-- Written exercise --
Transcribe all of the records below line by line, changing no character.

* begin Given entries *

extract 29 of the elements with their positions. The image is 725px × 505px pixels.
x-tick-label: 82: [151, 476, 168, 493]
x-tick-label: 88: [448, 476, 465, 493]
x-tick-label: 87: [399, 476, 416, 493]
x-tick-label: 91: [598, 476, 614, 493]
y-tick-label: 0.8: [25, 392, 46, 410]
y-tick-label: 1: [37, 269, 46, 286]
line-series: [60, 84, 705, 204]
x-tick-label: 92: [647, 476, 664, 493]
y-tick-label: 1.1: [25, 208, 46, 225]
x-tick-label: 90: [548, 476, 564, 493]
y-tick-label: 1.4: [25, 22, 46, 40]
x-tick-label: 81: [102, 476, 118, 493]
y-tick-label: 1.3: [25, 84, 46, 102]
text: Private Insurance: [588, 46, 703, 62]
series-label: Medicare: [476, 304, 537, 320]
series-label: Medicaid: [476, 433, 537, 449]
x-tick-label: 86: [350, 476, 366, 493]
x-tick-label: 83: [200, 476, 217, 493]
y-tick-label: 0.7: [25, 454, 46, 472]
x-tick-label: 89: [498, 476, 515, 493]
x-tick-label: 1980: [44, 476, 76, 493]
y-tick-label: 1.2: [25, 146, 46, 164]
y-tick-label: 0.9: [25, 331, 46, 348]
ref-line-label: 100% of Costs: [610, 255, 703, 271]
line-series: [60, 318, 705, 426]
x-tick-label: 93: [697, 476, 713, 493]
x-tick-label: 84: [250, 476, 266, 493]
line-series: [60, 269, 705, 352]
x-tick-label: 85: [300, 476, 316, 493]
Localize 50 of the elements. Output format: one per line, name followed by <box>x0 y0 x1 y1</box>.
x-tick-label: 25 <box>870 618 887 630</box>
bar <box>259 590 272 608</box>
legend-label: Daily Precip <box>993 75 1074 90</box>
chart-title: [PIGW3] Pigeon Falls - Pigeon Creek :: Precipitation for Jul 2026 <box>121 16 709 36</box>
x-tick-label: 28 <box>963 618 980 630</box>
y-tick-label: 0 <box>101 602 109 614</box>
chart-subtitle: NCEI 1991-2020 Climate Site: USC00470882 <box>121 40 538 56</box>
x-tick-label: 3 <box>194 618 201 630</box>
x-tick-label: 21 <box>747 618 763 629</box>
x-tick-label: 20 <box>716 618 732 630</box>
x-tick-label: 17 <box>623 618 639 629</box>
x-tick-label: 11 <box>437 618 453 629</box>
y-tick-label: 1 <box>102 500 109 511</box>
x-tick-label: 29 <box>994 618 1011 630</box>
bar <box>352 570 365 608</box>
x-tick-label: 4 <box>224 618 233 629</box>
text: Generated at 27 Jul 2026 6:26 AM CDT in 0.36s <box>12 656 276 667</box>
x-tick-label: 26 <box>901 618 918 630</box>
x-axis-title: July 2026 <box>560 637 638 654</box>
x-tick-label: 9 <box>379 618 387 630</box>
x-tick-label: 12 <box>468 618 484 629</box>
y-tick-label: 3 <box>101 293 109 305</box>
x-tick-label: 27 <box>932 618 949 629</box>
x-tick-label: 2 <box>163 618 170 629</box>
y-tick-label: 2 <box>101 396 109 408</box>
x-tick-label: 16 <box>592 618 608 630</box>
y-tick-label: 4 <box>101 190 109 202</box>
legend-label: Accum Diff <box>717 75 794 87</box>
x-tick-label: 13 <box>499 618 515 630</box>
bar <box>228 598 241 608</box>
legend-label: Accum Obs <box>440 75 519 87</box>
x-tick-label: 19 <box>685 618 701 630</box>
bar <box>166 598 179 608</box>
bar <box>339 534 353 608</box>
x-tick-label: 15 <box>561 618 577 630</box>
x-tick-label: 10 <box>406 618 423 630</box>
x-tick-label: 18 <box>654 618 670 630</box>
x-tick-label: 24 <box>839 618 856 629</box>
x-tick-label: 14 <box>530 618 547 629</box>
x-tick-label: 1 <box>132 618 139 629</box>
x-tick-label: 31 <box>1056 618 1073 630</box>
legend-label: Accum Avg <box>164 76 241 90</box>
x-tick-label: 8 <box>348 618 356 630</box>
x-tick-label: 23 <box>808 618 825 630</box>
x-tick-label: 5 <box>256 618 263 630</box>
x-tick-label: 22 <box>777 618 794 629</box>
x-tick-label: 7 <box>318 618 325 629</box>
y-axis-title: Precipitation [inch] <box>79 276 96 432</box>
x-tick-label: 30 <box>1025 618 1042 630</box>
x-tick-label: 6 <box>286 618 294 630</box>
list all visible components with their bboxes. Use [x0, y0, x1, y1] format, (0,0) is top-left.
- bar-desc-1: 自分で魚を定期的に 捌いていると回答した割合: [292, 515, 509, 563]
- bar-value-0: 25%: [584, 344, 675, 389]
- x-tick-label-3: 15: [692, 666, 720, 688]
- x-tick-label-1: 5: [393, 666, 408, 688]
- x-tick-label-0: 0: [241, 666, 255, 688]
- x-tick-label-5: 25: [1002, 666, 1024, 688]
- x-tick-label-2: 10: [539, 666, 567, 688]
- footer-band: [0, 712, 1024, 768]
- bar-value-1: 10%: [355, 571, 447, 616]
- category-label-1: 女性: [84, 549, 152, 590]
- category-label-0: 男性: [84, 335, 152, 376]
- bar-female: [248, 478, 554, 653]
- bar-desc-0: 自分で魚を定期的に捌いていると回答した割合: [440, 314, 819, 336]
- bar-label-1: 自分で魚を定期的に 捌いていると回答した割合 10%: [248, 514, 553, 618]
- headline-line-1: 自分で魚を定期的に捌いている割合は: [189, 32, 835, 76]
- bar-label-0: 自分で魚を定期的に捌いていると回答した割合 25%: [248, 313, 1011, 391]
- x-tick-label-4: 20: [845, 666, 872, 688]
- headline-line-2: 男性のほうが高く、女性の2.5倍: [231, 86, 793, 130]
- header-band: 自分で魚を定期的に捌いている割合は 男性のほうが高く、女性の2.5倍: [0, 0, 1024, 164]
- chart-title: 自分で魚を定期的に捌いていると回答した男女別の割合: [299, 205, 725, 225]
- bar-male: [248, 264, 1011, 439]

* end Given entries *

-- Task solution --
extract 29 of the elements with their positions. The image is 725px × 505px pixels.
x-tick-label: 82: [151, 476, 168, 493]
x-tick-label: 88: [448, 476, 465, 493]
x-tick-label: 87: [399, 476, 416, 493]
x-tick-label: 91: [598, 476, 614, 493]
y-tick-label: 0.8: [25, 392, 46, 410]
y-tick-label: 1: [37, 269, 46, 286]
line-series: [60, 84, 705, 204]
x-tick-label: 92: [647, 476, 664, 493]
y-tick-label: 1.1: [25, 208, 46, 225]
x-tick-label: 90: [548, 476, 564, 493]
y-tick-label: 1.4: [25, 22, 46, 40]
x-tick-label: 81: [102, 476, 118, 493]
y-tick-label: 1.3: [25, 84, 46, 102]
text: Private Insurance: [588, 46, 703, 62]
series-label: Medicare: [476, 304, 537, 320]
series-label: Medicaid: [476, 433, 537, 449]
x-tick-label: 86: [350, 476, 366, 493]
x-tick-label: 83: [200, 476, 217, 493]
y-tick-label: 0.7: [25, 454, 46, 472]
x-tick-label: 89: [498, 476, 515, 493]
x-tick-label: 1980: [44, 476, 76, 493]
y-tick-label: 1.2: [25, 146, 46, 164]
y-tick-label: 0.9: [25, 331, 46, 348]
ref-line-label: 100% of Costs: [610, 255, 703, 271]
line-series: [60, 318, 705, 426]
x-tick-label: 93: [697, 476, 713, 493]
x-tick-label: 84: [250, 476, 266, 493]
line-series: [60, 269, 705, 352]
x-tick-label: 85: [300, 476, 316, 493]
Localize 50 of the elements. Output format: one per line, name followed by <box>x0 y0 x1 y1</box>.
x-tick-label: 25 <box>870 618 887 630</box>
bar <box>259 590 272 608</box>
legend-label: Daily Precip <box>993 75 1074 90</box>
chart-title: [PIGW3] Pigeon Falls - Pigeon Creek :: Precipitation for Jul 2026 <box>121 16 709 36</box>
x-tick-label: 28 <box>963 618 980 630</box>
y-tick-label: 0 <box>101 602 109 614</box>
chart-subtitle: NCEI 1991-2020 Climate Site: USC00470882 <box>121 40 538 56</box>
x-tick-label: 3 <box>194 618 201 630</box>
x-tick-label: 21 <box>747 618 763 629</box>
x-tick-label: 20 <box>716 618 732 630</box>
x-tick-label: 17 <box>623 618 639 629</box>
x-tick-label: 11 <box>437 618 453 629</box>
y-tick-label: 1 <box>102 500 109 511</box>
x-tick-label: 29 <box>994 618 1011 630</box>
bar <box>352 570 365 608</box>
x-tick-label: 4 <box>224 618 233 629</box>
text: Generated at 27 Jul 2026 6:26 AM CDT in 0.36s <box>12 656 276 667</box>
x-tick-label: 26 <box>901 618 918 630</box>
x-axis-title: July 2026 <box>560 637 638 654</box>
x-tick-label: 9 <box>379 618 387 630</box>
x-tick-label: 12 <box>468 618 484 629</box>
y-tick-label: 3 <box>101 293 109 305</box>
x-tick-label: 27 <box>932 618 949 629</box>
x-tick-label: 2 <box>163 618 170 629</box>
y-tick-label: 2 <box>101 396 109 408</box>
x-tick-label: 16 <box>592 618 608 630</box>
y-tick-label: 4 <box>101 190 109 202</box>
legend-label: Accum Diff <box>717 75 794 87</box>
x-tick-label: 13 <box>499 618 515 630</box>
bar <box>228 598 241 608</box>
legend-label: Accum Obs <box>440 75 519 87</box>
x-tick-label: 19 <box>685 618 701 630</box>
bar <box>166 598 179 608</box>
bar <box>339 534 353 608</box>
x-tick-label: 15 <box>561 618 577 630</box>
x-tick-label: 10 <box>406 618 423 630</box>
x-tick-label: 18 <box>654 618 670 630</box>
x-tick-label: 24 <box>839 618 856 629</box>
x-tick-label: 14 <box>530 618 547 629</box>
x-tick-label: 1 <box>132 618 139 629</box>
x-tick-label: 31 <box>1056 618 1073 630</box>
legend-label: Accum Avg <box>164 76 241 90</box>
x-tick-label: 8 <box>348 618 356 630</box>
x-tick-label: 23 <box>808 618 825 630</box>
x-tick-label: 5 <box>256 618 263 630</box>
x-tick-label: 22 <box>777 618 794 629</box>
x-tick-label: 7 <box>318 618 325 629</box>
y-axis-title: Precipitation [inch] <box>79 276 96 432</box>
x-tick-label: 30 <box>1025 618 1042 630</box>
x-tick-label: 6 <box>286 618 294 630</box>
list all visible components with their bboxes. Use [x0, y0, x1, y1] format, (0,0) is top-left.
- bar-desc-1: 自分で魚を定期的に 捌いていると回答した割合: [292, 515, 509, 563]
- bar-value-0: 25%: [584, 344, 675, 389]
- x-tick-label-3: 15: [692, 666, 720, 688]
- x-tick-label-1: 5: [393, 666, 408, 688]
- x-tick-label-0: 0: [241, 666, 255, 688]
- x-tick-label-5: 25: [1002, 666, 1024, 688]
- x-tick-label-2: 10: [539, 666, 567, 688]
- footer-band: [0, 712, 1024, 768]
- bar-value-1: 10%: [355, 571, 447, 616]
- category-label-1: 女性: [84, 549, 152, 590]
- category-label-0: 男性: [84, 335, 152, 376]
- bar-female: [248, 478, 554, 653]
- bar-desc-0: 自分で魚を定期的に捌いていると回答した割合: [440, 314, 819, 336]
- bar-label-1: 自分で魚を定期的に 捌いていると回答した割合 10%: [248, 514, 553, 618]
- headline-line-1: 自分で魚を定期的に捌いている割合は: [189, 32, 835, 76]
- bar-label-0: 自分で魚を定期的に捌いていると回答した割合 25%: [248, 313, 1011, 391]
- x-tick-label-4: 20: [845, 666, 872, 688]
- headline-line-2: 男性のほうが高く、女性の2.5倍: [231, 86, 793, 130]
- header-band: 自分で魚を定期的に捌いている割合は 男性のほうが高く、女性の2.5倍: [0, 0, 1024, 164]
- chart-title: 自分で魚を定期的に捌いていると回答した男女別の割合: [299, 205, 725, 225]
- bar-male: [248, 264, 1011, 439]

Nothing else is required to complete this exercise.